Dataset content ::
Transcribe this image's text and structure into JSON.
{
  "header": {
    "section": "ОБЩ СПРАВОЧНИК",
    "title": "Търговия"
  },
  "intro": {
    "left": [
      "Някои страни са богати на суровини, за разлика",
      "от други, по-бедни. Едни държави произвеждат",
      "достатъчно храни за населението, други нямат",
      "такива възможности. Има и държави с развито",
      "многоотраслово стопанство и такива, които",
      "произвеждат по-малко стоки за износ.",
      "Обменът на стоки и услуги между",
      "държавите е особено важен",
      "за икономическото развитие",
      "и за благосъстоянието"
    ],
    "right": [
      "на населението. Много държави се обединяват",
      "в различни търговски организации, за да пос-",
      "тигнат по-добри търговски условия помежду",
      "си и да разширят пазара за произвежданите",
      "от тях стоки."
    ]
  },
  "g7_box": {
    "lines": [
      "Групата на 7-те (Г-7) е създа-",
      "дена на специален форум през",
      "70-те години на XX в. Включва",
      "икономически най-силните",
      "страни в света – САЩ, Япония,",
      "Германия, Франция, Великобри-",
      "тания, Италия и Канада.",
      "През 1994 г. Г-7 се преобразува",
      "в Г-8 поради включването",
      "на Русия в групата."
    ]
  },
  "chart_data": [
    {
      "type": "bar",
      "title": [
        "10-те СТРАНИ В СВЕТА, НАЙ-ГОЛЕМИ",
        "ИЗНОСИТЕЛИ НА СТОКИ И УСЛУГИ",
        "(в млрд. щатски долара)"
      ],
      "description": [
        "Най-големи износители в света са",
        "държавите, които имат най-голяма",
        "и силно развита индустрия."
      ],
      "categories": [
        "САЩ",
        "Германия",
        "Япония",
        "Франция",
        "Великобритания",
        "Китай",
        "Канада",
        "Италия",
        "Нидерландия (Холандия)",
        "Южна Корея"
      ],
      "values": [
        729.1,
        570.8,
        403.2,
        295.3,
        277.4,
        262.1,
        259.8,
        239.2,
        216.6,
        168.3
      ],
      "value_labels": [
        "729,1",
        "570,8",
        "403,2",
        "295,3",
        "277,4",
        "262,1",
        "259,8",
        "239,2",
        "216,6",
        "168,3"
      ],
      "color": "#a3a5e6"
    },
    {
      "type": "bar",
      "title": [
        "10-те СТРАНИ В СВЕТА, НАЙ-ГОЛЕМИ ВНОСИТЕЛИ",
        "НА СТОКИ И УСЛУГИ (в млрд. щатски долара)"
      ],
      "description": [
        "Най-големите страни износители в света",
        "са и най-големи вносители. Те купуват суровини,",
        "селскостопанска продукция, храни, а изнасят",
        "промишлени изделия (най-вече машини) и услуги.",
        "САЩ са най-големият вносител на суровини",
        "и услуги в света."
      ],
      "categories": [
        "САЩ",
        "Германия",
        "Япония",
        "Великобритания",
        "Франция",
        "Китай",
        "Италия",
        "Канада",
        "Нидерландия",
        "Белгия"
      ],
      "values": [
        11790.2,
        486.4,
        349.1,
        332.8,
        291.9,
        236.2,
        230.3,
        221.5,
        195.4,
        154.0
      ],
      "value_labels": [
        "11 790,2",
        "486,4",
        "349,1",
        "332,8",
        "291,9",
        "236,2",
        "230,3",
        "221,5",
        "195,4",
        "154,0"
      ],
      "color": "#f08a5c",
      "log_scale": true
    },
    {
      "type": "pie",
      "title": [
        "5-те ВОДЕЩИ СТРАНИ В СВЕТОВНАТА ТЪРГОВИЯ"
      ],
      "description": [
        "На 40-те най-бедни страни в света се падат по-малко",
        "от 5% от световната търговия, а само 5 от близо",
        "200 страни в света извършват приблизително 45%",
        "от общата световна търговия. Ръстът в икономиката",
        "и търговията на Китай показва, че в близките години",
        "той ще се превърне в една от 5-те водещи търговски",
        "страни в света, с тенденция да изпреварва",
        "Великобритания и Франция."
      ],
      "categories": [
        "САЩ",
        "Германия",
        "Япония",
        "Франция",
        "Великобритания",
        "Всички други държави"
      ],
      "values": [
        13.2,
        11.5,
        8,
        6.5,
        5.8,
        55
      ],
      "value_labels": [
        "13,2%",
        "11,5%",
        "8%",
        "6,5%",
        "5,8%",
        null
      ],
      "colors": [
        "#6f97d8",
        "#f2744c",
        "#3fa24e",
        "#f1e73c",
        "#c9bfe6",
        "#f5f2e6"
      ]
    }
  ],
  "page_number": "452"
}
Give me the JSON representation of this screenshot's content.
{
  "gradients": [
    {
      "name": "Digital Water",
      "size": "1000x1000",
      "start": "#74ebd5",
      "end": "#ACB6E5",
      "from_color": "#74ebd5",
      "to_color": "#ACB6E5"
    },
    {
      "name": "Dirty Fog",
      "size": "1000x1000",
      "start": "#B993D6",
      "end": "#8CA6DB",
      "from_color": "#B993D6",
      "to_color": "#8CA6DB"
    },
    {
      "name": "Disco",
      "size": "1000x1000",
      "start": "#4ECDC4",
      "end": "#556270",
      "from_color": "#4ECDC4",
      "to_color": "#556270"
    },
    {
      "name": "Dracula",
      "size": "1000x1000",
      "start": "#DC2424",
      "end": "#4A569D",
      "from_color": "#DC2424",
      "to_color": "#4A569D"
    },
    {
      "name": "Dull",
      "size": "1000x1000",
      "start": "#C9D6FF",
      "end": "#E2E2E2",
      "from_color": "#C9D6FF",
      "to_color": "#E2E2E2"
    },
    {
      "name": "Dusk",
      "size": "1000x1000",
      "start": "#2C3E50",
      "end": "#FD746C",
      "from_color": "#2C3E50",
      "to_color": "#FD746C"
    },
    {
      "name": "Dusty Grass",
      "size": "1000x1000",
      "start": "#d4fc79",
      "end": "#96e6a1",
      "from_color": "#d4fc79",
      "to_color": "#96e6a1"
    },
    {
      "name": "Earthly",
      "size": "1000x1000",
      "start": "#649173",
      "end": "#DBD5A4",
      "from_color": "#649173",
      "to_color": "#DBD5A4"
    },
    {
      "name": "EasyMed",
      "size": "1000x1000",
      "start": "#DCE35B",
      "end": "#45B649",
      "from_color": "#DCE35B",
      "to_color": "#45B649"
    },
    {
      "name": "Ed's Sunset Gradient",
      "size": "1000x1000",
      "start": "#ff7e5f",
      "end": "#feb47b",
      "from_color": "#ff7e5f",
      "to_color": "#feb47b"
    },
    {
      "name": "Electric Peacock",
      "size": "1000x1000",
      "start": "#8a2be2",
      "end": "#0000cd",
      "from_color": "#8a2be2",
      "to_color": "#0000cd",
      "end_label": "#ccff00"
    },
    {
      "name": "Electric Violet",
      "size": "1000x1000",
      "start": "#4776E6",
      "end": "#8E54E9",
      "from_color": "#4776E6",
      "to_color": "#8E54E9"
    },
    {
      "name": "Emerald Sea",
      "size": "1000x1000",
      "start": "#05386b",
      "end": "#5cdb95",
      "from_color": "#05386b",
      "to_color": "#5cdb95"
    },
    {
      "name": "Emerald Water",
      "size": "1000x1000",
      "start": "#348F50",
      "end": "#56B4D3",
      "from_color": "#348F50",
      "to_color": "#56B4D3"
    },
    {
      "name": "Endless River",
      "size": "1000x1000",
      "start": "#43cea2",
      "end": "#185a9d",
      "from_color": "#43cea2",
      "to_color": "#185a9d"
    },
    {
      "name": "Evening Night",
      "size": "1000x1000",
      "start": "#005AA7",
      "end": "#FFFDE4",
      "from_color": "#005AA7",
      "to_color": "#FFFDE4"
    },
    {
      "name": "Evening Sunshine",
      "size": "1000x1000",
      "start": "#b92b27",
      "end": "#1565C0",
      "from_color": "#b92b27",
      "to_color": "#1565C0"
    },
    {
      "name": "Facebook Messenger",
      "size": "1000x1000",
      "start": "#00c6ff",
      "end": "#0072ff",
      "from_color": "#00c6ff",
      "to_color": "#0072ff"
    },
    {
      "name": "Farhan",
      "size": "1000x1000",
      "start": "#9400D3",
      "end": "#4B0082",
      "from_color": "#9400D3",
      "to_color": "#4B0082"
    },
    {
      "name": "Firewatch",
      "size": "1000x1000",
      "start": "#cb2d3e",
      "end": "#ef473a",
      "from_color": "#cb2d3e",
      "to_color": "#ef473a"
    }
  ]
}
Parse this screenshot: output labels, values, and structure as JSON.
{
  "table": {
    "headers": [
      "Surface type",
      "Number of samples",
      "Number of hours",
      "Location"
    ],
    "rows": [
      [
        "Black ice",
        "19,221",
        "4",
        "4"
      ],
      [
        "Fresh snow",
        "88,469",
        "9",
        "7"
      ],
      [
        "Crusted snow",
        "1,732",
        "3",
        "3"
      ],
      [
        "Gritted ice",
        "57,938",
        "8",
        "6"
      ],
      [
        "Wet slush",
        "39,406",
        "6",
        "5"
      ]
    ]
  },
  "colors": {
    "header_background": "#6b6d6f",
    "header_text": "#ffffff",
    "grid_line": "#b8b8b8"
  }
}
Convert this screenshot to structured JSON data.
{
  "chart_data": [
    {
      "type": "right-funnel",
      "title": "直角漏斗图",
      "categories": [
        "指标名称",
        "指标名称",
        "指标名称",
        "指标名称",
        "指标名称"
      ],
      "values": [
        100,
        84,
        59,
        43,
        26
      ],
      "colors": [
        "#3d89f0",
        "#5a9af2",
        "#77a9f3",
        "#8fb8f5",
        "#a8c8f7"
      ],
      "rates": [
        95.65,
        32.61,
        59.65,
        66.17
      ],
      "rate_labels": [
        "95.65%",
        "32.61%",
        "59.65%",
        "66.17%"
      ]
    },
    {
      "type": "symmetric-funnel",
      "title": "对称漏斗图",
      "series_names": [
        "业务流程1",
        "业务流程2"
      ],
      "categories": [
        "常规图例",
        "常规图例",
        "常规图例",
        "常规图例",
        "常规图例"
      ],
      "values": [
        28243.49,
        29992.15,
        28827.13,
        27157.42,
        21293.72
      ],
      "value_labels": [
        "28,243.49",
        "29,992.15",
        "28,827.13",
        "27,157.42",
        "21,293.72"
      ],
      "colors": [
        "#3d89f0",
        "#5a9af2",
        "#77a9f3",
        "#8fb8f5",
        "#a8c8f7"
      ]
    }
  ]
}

The exercise ::
Repeat exactly the lines from the line containing "Parse this screenshot: output" through the end of the listing above; both boundary lines are part of the output.

Task answer ::
Parse this screenshot: output labels, values, and structure as JSON.
{
  "table": {
    "headers": [
      "Surface type",
      "Number of samples",
      "Number of hours",
      "Location"
    ],
    "rows": [
      [
        "Black ice",
        "19,221",
        "4",
        "4"
      ],
      [
        "Fresh snow",
        "88,469",
        "9",
        "7"
      ],
      [
        "Crusted snow",
        "1,732",
        "3",
        "3"
      ],
      [
        "Gritted ice",
        "57,938",
        "8",
        "6"
      ],
      [
        "Wet slush",
        "39,406",
        "6",
        "5"
      ]
    ]
  },
  "colors": {
    "header_background": "#6b6d6f",
    "header_text": "#ffffff",
    "grid_line": "#b8b8b8"
  }
}
Convert this screenshot to structured JSON data.
{
  "chart_data": [
    {
      "type": "right-funnel",
      "title": "直角漏斗图",
      "categories": [
        "指标名称",
        "指标名称",
        "指标名称",
        "指标名称",
        "指标名称"
      ],
      "values": [
        100,
        84,
        59,
        43,
        26
      ],
      "colors": [
        "#3d89f0",
        "#5a9af2",
        "#77a9f3",
        "#8fb8f5",
        "#a8c8f7"
      ],
      "rates": [
        95.65,
        32.61,
        59.65,
        66.17
      ],
      "rate_labels": [
        "95.65%",
        "32.61%",
        "59.65%",
        "66.17%"
      ]
    },
    {
      "type": "symmetric-funnel",
      "title": "对称漏斗图",
      "series_names": [
        "业务流程1",
        "业务流程2"
      ],
      "categories": [
        "常规图例",
        "常规图例",
        "常规图例",
        "常规图例",
        "常规图例"
      ],
      "values": [
        28243.49,
        29992.15,
        28827.13,
        27157.42,
        21293.72
      ],
      "value_labels": [
        "28,243.49",
        "29,992.15",
        "28,827.13",
        "27,157.42",
        "21,293.72"
      ],
      "colors": [
        "#3d89f0",
        "#5a9af2",
        "#77a9f3",
        "#8fb8f5",
        "#a8c8f7"
      ]
    }
  ]
}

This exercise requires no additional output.